Task: Each line of the data that includes the string "November" is to be copied out.

Supplied material:
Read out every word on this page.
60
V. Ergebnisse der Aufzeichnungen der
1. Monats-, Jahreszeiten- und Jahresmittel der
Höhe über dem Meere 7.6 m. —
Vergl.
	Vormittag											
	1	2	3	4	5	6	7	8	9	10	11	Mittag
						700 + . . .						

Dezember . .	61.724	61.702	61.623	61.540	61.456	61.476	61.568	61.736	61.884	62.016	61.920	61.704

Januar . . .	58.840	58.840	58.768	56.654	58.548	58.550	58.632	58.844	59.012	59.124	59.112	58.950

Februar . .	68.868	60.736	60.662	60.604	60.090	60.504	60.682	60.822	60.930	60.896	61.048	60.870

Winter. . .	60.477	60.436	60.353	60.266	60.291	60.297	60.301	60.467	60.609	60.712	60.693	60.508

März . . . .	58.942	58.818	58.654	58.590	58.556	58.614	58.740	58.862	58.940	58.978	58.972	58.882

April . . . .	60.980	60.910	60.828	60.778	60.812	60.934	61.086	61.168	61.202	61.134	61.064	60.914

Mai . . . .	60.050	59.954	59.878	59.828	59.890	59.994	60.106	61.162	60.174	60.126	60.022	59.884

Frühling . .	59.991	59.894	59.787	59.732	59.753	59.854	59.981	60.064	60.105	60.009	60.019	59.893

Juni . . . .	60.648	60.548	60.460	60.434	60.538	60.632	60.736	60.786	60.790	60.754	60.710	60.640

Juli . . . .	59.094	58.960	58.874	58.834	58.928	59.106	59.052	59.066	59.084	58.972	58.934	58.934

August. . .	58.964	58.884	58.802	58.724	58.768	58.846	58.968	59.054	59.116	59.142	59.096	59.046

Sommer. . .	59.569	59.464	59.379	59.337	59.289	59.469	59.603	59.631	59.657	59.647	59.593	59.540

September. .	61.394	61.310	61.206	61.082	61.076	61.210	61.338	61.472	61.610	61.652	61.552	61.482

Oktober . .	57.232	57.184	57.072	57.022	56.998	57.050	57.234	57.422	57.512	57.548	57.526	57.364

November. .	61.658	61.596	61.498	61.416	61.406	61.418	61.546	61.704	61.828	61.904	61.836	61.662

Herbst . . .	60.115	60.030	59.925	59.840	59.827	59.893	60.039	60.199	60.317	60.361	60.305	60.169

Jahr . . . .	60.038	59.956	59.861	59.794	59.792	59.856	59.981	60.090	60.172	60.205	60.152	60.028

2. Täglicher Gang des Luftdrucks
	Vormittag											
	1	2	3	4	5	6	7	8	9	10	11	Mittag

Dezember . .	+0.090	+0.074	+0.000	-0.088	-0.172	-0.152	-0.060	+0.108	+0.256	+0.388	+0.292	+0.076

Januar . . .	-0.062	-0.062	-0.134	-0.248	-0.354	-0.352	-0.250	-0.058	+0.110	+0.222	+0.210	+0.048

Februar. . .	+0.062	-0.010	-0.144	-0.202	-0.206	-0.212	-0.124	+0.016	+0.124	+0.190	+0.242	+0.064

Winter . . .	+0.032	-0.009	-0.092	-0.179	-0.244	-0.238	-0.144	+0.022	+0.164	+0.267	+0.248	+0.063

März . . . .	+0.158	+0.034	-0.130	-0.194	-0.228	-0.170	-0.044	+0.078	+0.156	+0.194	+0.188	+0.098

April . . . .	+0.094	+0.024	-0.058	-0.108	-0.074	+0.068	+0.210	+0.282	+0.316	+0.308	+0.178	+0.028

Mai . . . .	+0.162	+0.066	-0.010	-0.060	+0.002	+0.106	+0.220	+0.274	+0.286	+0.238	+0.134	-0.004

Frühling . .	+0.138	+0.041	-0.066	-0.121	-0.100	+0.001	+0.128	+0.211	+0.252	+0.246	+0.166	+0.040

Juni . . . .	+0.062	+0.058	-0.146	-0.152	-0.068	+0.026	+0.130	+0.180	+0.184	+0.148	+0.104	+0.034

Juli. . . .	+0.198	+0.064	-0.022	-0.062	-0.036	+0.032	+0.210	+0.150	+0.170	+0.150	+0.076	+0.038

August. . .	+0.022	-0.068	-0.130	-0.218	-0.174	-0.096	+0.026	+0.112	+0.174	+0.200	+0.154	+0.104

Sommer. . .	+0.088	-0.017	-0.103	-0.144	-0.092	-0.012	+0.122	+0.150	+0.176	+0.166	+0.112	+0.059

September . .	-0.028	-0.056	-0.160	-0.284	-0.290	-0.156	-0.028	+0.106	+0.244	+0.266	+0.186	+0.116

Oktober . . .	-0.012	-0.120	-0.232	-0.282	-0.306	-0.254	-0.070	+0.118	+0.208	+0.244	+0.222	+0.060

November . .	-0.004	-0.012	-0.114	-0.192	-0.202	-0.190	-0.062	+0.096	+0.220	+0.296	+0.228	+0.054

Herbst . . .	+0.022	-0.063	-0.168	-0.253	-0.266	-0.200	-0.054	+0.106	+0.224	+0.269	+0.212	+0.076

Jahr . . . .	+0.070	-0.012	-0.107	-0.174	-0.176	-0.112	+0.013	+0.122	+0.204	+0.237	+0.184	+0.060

Exercise output:
November. .	61.658	61.596	61.498	61.416	61.406	61.418	61.546	61.704	61.828	61.904	61.836	61.662
November . .	-0.004	-0.012	-0.114	-0.192	-0.202	-0.190	-0.062	+0.096	+0.220	+0.296	+0.228	+0.054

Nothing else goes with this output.